DIRECTIVE: Write out the full set of records below exactly.

GIVEN ENTRIES:
- - -
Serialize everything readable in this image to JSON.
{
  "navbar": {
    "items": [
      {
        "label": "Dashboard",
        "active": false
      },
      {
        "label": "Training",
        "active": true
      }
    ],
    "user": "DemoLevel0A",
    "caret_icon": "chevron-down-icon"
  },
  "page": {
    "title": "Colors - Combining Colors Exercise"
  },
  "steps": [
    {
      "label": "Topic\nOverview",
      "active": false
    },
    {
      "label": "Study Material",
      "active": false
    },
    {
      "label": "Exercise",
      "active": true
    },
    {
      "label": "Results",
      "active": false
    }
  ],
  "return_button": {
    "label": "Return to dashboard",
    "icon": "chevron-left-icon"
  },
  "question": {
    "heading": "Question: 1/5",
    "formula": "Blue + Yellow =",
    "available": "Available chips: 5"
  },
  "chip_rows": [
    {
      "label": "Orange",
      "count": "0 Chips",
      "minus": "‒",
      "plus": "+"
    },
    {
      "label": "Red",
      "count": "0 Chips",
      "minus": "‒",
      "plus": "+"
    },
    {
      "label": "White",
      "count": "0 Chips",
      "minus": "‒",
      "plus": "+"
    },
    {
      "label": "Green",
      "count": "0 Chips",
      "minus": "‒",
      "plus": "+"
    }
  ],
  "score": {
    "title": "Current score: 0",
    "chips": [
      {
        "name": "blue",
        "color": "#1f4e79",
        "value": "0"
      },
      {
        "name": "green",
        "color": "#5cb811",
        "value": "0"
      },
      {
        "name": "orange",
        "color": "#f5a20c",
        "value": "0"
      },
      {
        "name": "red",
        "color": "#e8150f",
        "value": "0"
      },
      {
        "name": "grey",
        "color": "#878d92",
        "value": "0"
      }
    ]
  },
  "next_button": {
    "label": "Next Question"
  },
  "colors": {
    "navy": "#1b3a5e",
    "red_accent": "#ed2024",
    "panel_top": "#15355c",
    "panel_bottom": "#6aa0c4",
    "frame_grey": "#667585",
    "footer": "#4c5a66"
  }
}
- - -
RESULT FOR THIS TASK:
Serialize everything readable in this image to JSON.
{
  "navbar": {
    "items": [
      {
        "label": "Dashboard",
        "active": false
      },
      {
        "label": "Training",
        "active": true
      }
    ],
    "user": "DemoLevel0A",
    "caret_icon": "chevron-down-icon"
  },
  "page": {
    "title": "Colors - Combining Colors Exercise"
  },
  "steps": [
    {
      "label": "Topic\nOverview",
      "active": false
    },
    {
      "label": "Study Material",
      "active": false
    },
    {
      "label": "Exercise",
      "active": true
    },
    {
      "label": "Results",
      "active": false
    }
  ],
  "return_button": {
    "label": "Return to dashboard",
    "icon": "chevron-left-icon"
  },
  "question": {
    "heading": "Question: 1/5",
    "formula": "Blue + Yellow =",
    "available": "Available chips: 5"
  },
  "chip_rows": [
    {
      "label": "Orange",
      "count": "0 Chips",
      "minus": "‒",
      "plus": "+"
    },
    {
      "label": "Red",
      "count": "0 Chips",
      "minus": "‒",
      "plus": "+"
    },
    {
      "label": "White",
      "count": "0 Chips",
      "minus": "‒",
      "plus": "+"
    },
    {
      "label": "Green",
      "count": "0 Chips",
      "minus": "‒",
      "plus": "+"
    }
  ],
  "score": {
    "title": "Current score: 0",
    "chips": [
      {
        "name": "blue",
        "color": "#1f4e79",
        "value": "0"
      },
      {
        "name": "green",
        "color": "#5cb811",
        "value": "0"
      },
      {
        "name": "orange",
        "color": "#f5a20c",
        "value": "0"
      },
      {
        "name": "red",
        "color": "#e8150f",
        "value": "0"
      },
      {
        "name": "grey",
        "color": "#878d92",
        "value": "0"
      }
    ]
  },
  "next_button": {
    "label": "Next Question"
  },
  "colors": {
    "navy": "#1b3a5e",
    "red_accent": "#ed2024",
    "panel_top": "#15355c",
    "panel_bottom": "#6aa0c4",
    "frame_grey": "#667585",
    "footer": "#4c5a66"
  }
}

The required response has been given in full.